**WORK REQUIRED**
Pull every line holding the string "스태그플레이션" from the records below.

— Begin INPUT RECORDS —

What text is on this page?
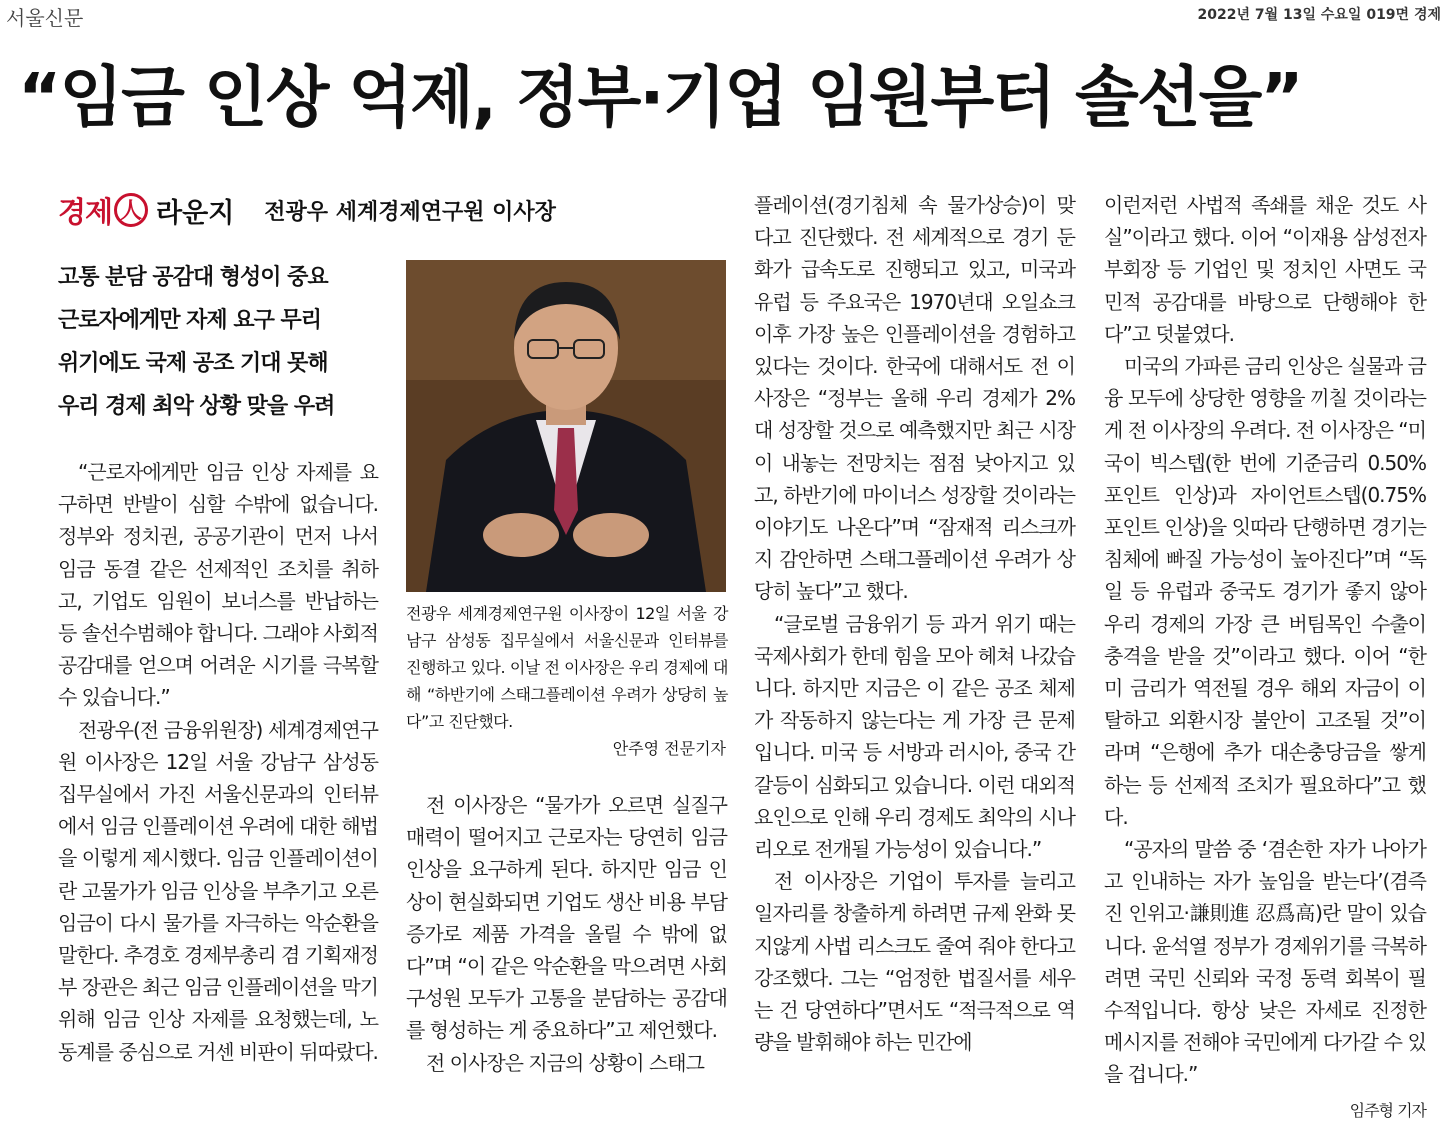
서울신문	2022년 7월 13일 수요일 019면 경제
“임금 인상 억제, 정부·기업 임원부터 솔선을”
경제 人 라운지 전광우 세계경제연구원 이사장
고통 분담 공감대 형성이 중요
근로자에게만 자제 요구 무리
위기에도 국제 공조 기대 못해
우리 경제 최악 상황 맞을 우려
전광우 세계경제연구원 이사장이 12일 서울 강남구 삼성동 집무실에서 서울신문과 인터뷰를 진행하고 있다. 이날 전 이사장은 우리 경제에 대해 “하반기에 스태그플레이션 우려가 상당히 높다”고 진단했다.
안주영 전문기자

“근로자에게만 임금 인상 자제를 요구하면 반발이 심할 수밖에 없습니다. 정부와 정치권, 공공기관이 먼저 나서 임금 동결 같은 선제적인 조치를 취하고, 기업도 임원이 보너스를 반납하는 등 솔선수범해야 합니다. 그래야 사회적 공감대를 얻으며 어려운 시기를 극복할 수 있습니다.”

전광우(전 금융위원장) 세계경제연구원 이사장은 12일 서울 강남구 삼성동 집무실에서 가진 서울신문과의 인터뷰에서 임금 인플레이션 우려에 대한 해법을 이렇게 제시했다. 임금 인플레이션이란 고물가가 임금 인상을 부추기고 오른 임금이 다시 물가를 자극하는 악순환을 말한다. 추경호 경제부총리 겸 기획재정부 장관은 최근 임금 인플레이션을 막기 위해 임금 인상 자제를 요청했는데, 노동계를 중심으로 거센 비판이 뒤따랐다.

전 이사장은 “물가가 오르면 실질구매력이 떨어지고 근로자는 당연히 임금 인상을 요구하게 된다. 하지만 임금 인상이 현실화되면 기업도 생산 비용 부담 증가로 제품 가격을 올릴 수 밖에 없다”며 “이 같은 악순환을 막으려면 사회 구성원 모두가 고통을 분담하는 공감대를 형성하는 게 중요하다”고 제언했다.

전 이사장은 지금의 상황이 스태그

플레이션(경기침체 속 물가상승)이 맞다고 진단했다. 전 세계적으로 경기 둔화가 급속도로 진행되고 있고, 미국과 유럽 등 주요국은 1970년대 오일쇼크 이후 가장 높은 인플레이션을 경험하고 있다는 것이다. 한국에 대해서도 전 이사장은 “정부는 올해 우리 경제가 2%대 성장할 것으로 예측했지만 최근 시장이 내놓는 전망치는 점점 낮아지고 있고, 하반기에 마이너스 성장할 것이라는 이야기도 나온다”며 “잠재적 리스크까지 감안하면 스태그플레이션 우려가 상당히 높다”고 했다.

“글로벌 금융위기 등 과거 위기 때는 국제사회가 한데 힘을 모아 헤쳐 나갔습니다. 하지만 지금은 이 같은 공조 체제가 작동하지 않는다는 게 가장 큰 문제입니다. 미국 등 서방과 러시아, 중국 간 갈등이 심화되고 있습니다. 이런 대외적 요인으로 인해 우리 경제도 최악의 시나리오로 전개될 가능성이 있습니다.”

전 이사장은 기업이 투자를 늘리고 일자리를 창출하게 하려면 규제 완화 못지않게 사법 리스크도 줄여 줘야 한다고 강조했다. 그는 “엄정한 법질서를 세우는 건 당연하다”면서도 “적극적으로 역량을 발휘해야 하는 민간에

이런저런 사법적 족쇄를 채운 것도 사실”이라고 했다. 이어 “이재용 삼성전자 부회장 등 기업인 및 정치인 사면도 국민적 공감대를 바탕으로 단행해야 한다”고 덧붙였다.

미국의 가파른 금리 인상은 실물과 금융 모두에 상당한 영향을 끼칠 것이라는 게 전 이사장의 우려다. 전 이사장은 “미국이 빅스텝(한 번에 기준금리 0.50% 포인트 인상)과 자이언트스텝(0.75% 포인트 인상)을 잇따라 단행하면 경기는 침체에 빠질 가능성이 높아진다”며 “독일 등 유럽과 중국도 경기가 좋지 않아 우리 경제의 가장 큰 버팀목인 수출이 충격을 받을 것”이라고 했다. 이어 “한미 금리가 역전될 경우 해외 자금이 이탈하고 외환시장 불안이 고조될 것”이라며 “은행에 추가 대손충당금을 쌓게 하는 등 선제적 조치가 필요하다”고 했다.

“공자의 말씀 중 ‘겸손한 자가 나아가고 인내하는 자가 높임을 받는다’(겸즉진 인위고·謙則進 忍爲高)란 말이 있습니다. 윤석열 정부가 경제위기를 극복하려면 국민 신뢰와 국정 동력 회복이 필수적입니다. 항상 낮은 자세로 진정한 메시지를 전해야 국민에게 다가갈 수 있을 겁니다.”

임주형 기자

— End INPUT RECORDS —

**FINISHED EXERCISE**
전광우 세계경제연구원 이사장이 12일 서울 강남구 삼성동 집무실에서 서울신문과 인터뷰를 진행하고 있다. 이날 전 이사장은 우리 경제에 대해 “하반기에 스태그플레이션 우려가 상당히 높다”고 진단했다.
플레이션(경기침체 속 물가상승)이 맞다고 진단했다. 전 세계적으로 경기 둔화가 급속도로 진행되고 있고, 미국과 유럽 등 주요국은 1970년대 오일쇼크 이후 가장 높은 인플레이션을 경험하고 있다는 것이다. 한국에 대해서도 전 이사장은 “정부는 올해 우리 경제가 2%대 성장할 것으로 예측했지만 최근 시장이 내놓는 전망치는 점점 낮아지고 있고, 하반기에 마이너스 성장할 것이라는 이야기도 나온다”며 “잠재적 리스크까지 감안하면 스태그플레이션 우려가 상당히 높다”고 했다.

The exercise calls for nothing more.